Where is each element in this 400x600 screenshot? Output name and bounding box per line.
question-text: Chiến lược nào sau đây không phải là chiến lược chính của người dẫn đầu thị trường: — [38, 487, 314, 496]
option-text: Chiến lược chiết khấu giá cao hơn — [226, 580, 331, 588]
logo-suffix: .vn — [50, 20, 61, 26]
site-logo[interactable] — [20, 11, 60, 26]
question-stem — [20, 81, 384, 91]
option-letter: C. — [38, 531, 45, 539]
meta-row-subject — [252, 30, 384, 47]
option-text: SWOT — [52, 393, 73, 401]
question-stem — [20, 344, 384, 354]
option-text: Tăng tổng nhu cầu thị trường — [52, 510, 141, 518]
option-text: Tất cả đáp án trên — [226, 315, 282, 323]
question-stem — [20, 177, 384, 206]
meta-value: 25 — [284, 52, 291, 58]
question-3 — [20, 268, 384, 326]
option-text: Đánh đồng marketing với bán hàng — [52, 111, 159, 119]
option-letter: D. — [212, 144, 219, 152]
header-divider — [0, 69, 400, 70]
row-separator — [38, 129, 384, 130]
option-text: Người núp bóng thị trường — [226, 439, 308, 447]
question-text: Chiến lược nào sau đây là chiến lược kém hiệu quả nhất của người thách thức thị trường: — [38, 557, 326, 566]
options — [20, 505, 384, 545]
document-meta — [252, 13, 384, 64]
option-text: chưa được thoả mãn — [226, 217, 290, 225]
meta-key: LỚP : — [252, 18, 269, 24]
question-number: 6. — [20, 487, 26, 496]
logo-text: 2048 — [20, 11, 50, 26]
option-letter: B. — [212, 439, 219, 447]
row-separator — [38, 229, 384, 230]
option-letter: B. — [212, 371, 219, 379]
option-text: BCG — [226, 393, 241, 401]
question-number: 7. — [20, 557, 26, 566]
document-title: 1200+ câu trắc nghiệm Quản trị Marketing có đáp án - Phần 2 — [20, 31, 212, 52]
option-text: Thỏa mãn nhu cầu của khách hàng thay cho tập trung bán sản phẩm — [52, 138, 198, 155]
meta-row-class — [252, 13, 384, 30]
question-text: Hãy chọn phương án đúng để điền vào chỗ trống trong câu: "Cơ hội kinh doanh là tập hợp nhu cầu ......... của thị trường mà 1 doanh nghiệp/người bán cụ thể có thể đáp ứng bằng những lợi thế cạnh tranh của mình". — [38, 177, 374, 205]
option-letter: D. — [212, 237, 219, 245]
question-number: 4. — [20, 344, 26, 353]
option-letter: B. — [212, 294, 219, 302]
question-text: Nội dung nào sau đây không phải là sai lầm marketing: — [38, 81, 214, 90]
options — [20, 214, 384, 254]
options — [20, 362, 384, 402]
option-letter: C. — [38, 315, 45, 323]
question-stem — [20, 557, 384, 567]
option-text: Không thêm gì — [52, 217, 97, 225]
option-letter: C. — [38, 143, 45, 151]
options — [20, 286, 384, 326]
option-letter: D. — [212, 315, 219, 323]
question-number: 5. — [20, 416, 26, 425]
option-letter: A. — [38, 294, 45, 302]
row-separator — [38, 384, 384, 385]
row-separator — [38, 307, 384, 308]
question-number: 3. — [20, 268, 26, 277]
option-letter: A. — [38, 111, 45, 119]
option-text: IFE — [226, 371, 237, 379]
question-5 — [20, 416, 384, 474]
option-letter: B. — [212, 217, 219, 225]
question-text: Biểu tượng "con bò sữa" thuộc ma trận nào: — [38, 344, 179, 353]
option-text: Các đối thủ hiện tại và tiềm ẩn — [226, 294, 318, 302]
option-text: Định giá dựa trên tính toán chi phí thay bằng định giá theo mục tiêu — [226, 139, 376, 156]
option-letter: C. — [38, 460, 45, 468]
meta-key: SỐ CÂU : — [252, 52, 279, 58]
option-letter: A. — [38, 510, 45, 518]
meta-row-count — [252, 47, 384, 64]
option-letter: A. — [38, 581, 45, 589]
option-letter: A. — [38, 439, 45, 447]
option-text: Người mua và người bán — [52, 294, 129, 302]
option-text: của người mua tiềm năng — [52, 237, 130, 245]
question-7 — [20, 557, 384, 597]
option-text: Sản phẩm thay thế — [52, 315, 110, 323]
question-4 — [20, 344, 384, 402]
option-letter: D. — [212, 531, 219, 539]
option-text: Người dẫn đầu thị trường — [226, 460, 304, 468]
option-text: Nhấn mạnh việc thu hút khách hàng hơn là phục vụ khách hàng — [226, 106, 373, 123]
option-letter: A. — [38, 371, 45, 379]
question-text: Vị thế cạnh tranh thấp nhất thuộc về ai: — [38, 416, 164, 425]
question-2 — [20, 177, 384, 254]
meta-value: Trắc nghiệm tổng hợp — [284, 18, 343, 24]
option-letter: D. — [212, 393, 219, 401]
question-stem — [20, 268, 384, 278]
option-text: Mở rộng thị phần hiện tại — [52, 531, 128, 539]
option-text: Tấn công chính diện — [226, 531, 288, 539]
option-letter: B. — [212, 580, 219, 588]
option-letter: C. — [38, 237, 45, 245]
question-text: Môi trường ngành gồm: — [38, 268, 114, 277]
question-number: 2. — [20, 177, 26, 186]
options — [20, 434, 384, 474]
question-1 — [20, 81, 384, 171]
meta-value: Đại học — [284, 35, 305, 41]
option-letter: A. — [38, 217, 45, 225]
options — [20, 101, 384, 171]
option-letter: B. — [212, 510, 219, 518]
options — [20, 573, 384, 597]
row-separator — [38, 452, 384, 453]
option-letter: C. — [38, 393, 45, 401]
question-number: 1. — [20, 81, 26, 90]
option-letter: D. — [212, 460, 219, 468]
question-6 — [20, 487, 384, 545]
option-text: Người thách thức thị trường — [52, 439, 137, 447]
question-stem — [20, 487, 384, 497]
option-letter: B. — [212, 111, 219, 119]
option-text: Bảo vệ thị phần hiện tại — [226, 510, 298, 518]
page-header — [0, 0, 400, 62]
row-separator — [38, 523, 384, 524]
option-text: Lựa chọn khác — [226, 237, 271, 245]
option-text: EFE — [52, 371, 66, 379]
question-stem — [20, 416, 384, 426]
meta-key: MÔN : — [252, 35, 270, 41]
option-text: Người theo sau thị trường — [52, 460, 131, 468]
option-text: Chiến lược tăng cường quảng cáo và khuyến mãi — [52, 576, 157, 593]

===============

Please retype the records from their first line up to and including the line containing "option-text: Thỏa mãn", with every character unchanged.

Where is each element in this 400x600 screenshot? Output name and bounding box per line.
question-text: Chiến lược nào sau đây không phải là chiến lược chính của người dẫn đầu thị trường: — [38, 487, 314, 496]
option-text: Chiến lược chiết khấu giá cao hơn — [226, 580, 331, 588]
logo-suffix: .vn — [50, 20, 61, 26]
site-logo[interactable] — [20, 11, 60, 26]
question-stem — [20, 81, 384, 91]
option-letter: C. — [38, 531, 45, 539]
meta-row-subject — [252, 30, 384, 47]
option-text: SWOT — [52, 393, 73, 401]
question-stem — [20, 344, 384, 354]
option-text: Tăng tổng nhu cầu thị trường — [52, 510, 141, 518]
option-text: Tất cả đáp án trên — [226, 315, 282, 323]
question-stem — [20, 177, 384, 206]
meta-value: 25 — [284, 52, 291, 58]
question-3 — [20, 268, 384, 326]
option-text: Đánh đồng marketing với bán hàng — [52, 111, 159, 119]
option-letter: D. — [212, 144, 219, 152]
header-divider — [0, 69, 400, 70]
row-separator — [38, 129, 384, 130]
option-text: Người núp bóng thị trường — [226, 439, 308, 447]
question-text: Chiến lược nào sau đây là chiến lược kém hiệu quả nhất của người thách thức thị trường: — [38, 557, 326, 566]
options — [20, 505, 384, 545]
document-meta — [252, 13, 384, 64]
option-text: chưa được thoả mãn — [226, 217, 290, 225]
meta-key: LỚP : — [252, 18, 269, 24]
question-number: 6. — [20, 487, 26, 496]
logo-text: 2048 — [20, 11, 50, 26]
option-letter: B. — [212, 439, 219, 447]
row-separator — [38, 229, 384, 230]
option-letter: B. — [212, 371, 219, 379]
option-text: BCG — [226, 393, 241, 401]
question-number: 7. — [20, 557, 26, 566]
document-title: 1200+ câu trắc nghiệm Quản trị Marketing có đáp án - Phần 2 — [20, 31, 212, 52]
option-text: Thỏa mãn nhu cầu của khách hàng thay cho tập trung bán sản phẩm — [52, 138, 198, 155]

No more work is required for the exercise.